++++ DATA FOR THIS EXERCISE ++++

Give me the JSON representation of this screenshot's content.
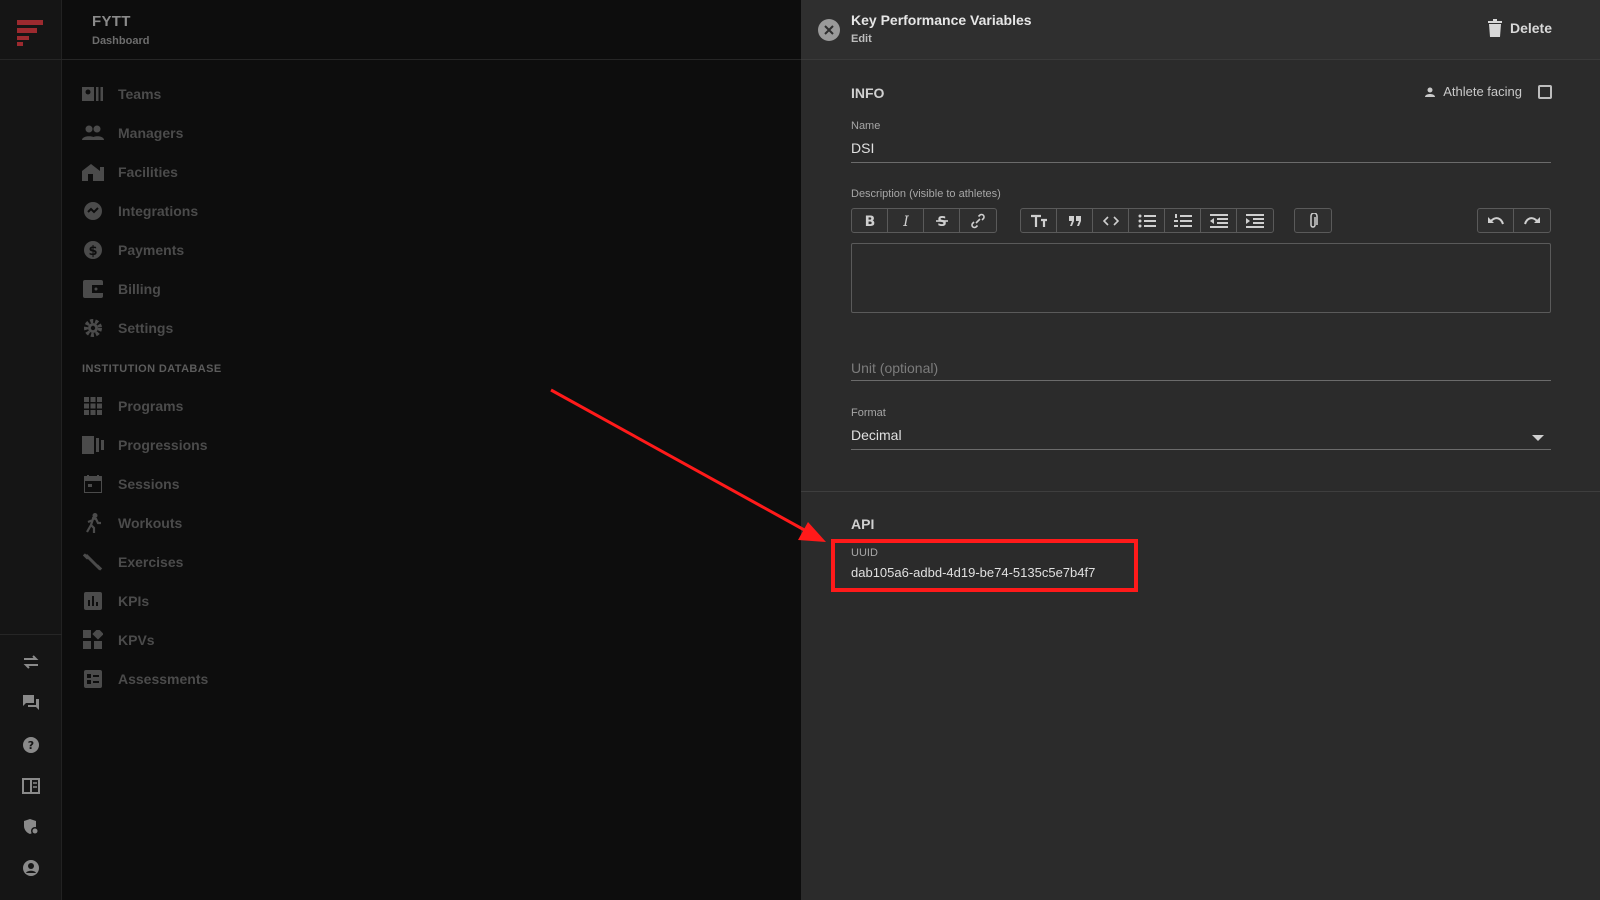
{
  "app": {
    "title": "FYTT",
    "subtitle": "Dashboard"
  },
  "nav": {
    "items": [
      {
        "label": "Teams",
        "icon": "teams-icon"
      },
      {
        "label": "Managers",
        "icon": "managers-icon"
      },
      {
        "label": "Facilities",
        "icon": "facilities-icon"
      },
      {
        "label": "Integrations",
        "icon": "integrations-icon"
      },
      {
        "label": "Payments",
        "icon": "payments-icon"
      },
      {
        "label": "Billing",
        "icon": "billing-icon"
      },
      {
        "label": "Settings",
        "icon": "settings-icon"
      }
    ],
    "section_title": "INSTITUTION DATABASE",
    "db_items": [
      {
        "label": "Programs",
        "icon": "programs-icon"
      },
      {
        "label": "Progressions",
        "icon": "progressions-icon"
      },
      {
        "label": "Sessions",
        "icon": "sessions-icon"
      },
      {
        "label": "Workouts",
        "icon": "workouts-icon"
      },
      {
        "label": "Exercises",
        "icon": "exercises-icon"
      },
      {
        "label": "KPIs",
        "icon": "kpis-icon"
      },
      {
        "label": "KPVs",
        "icon": "kpvs-icon"
      },
      {
        "label": "Assessments",
        "icon": "assessments-icon"
      }
    ]
  },
  "rail": {
    "icons": [
      "swap-icon",
      "chat-icon",
      "help-icon",
      "ledger-icon",
      "shield-icon",
      "account-icon"
    ]
  },
  "panel": {
    "title": "Key Performance Variables",
    "subtitle": "Edit",
    "delete_label": "Delete",
    "info": {
      "section_title": "INFO",
      "athlete_facing_label": "Athlete facing",
      "athlete_facing_checked": false,
      "name_label": "Name",
      "name_value": "DSI",
      "description_label": "Description (visible to athletes)",
      "unit_placeholder": "Unit (optional)",
      "format_label": "Format",
      "format_value": "Decimal"
    },
    "api": {
      "section_title": "API",
      "uuid_label": "UUID",
      "uuid_value": "dab105a6-adbd-4d19-be74-5135c5e7b4f7"
    }
  },
  "colors": {
    "brand": "#b3242c",
    "highlight": "#ff1a1a",
    "panel_bg": "#2b2b2b"
  }
}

++++

» **EXERCISE DESCRIPTION**
Write out every record above exactly as it stands, but leave out the pictures.

» **RESULT OF THE EXERCISE**
Give me the JSON representation of this screenshot's content.
{
  "app": {
    "title": "FYTT",
    "subtitle": "Dashboard"
  },
  "nav": {
    "items": [
      {
        "label": "Teams",
        "icon": "teams-icon"
      },
      {
        "label": "Managers",
        "icon": "managers-icon"
      },
      {
        "label": "Facilities",
        "icon": "facilities-icon"
      },
      {
        "label": "Integrations",
        "icon": "integrations-icon"
      },
      {
        "label": "Payments",
        "icon": "payments-icon"
      },
      {
        "label": "Billing",
        "icon": "billing-icon"
      },
      {
        "label": "Settings",
        "icon": "settings-icon"
      }
    ],
    "section_title": "INSTITUTION DATABASE",
    "db_items": [
      {
        "label": "Programs",
        "icon": "programs-icon"
      },
      {
        "label": "Progressions",
        "icon": "progressions-icon"
      },
      {
        "label": "Sessions",
        "icon": "sessions-icon"
      },
      {
        "label": "Workouts",
        "icon": "workouts-icon"
      },
      {
        "label": "Exercises",
        "icon": "exercises-icon"
      },
      {
        "label": "KPIs",
        "icon": "kpis-icon"
      },
      {
        "label": "KPVs",
        "icon": "kpvs-icon"
      },
      {
        "label": "Assessments",
        "icon": "assessments-icon"
      }
    ]
  },
  "rail": {
    "icons": [
      "swap-icon",
      "chat-icon",
      "help-icon",
      "ledger-icon",
      "shield-icon",
      "account-icon"
    ]
  },
  "panel": {
    "title": "Key Performance Variables",
    "subtitle": "Edit",
    "delete_label": "Delete",
    "info": {
      "section_title": "INFO",
      "athlete_facing_label": "Athlete facing",
      "athlete_facing_checked": false,
      "name_label": "Name",
      "name_value": "DSI",
      "description_label": "Description (visible to athletes)",
      "unit_placeholder": "Unit (optional)",
      "format_label": "Format",
      "format_value": "Decimal"
    },
    "api": {
      "section_title": "API",
      "uuid_label": "UUID",
      "uuid_value": "dab105a6-adbd-4d19-be74-5135c5e7b4f7"
    }
  },
  "colors": {
    "brand": "#b3242c",
    "highlight": "#ff1a1a",
    "panel_bg": "#2b2b2b"
  }
}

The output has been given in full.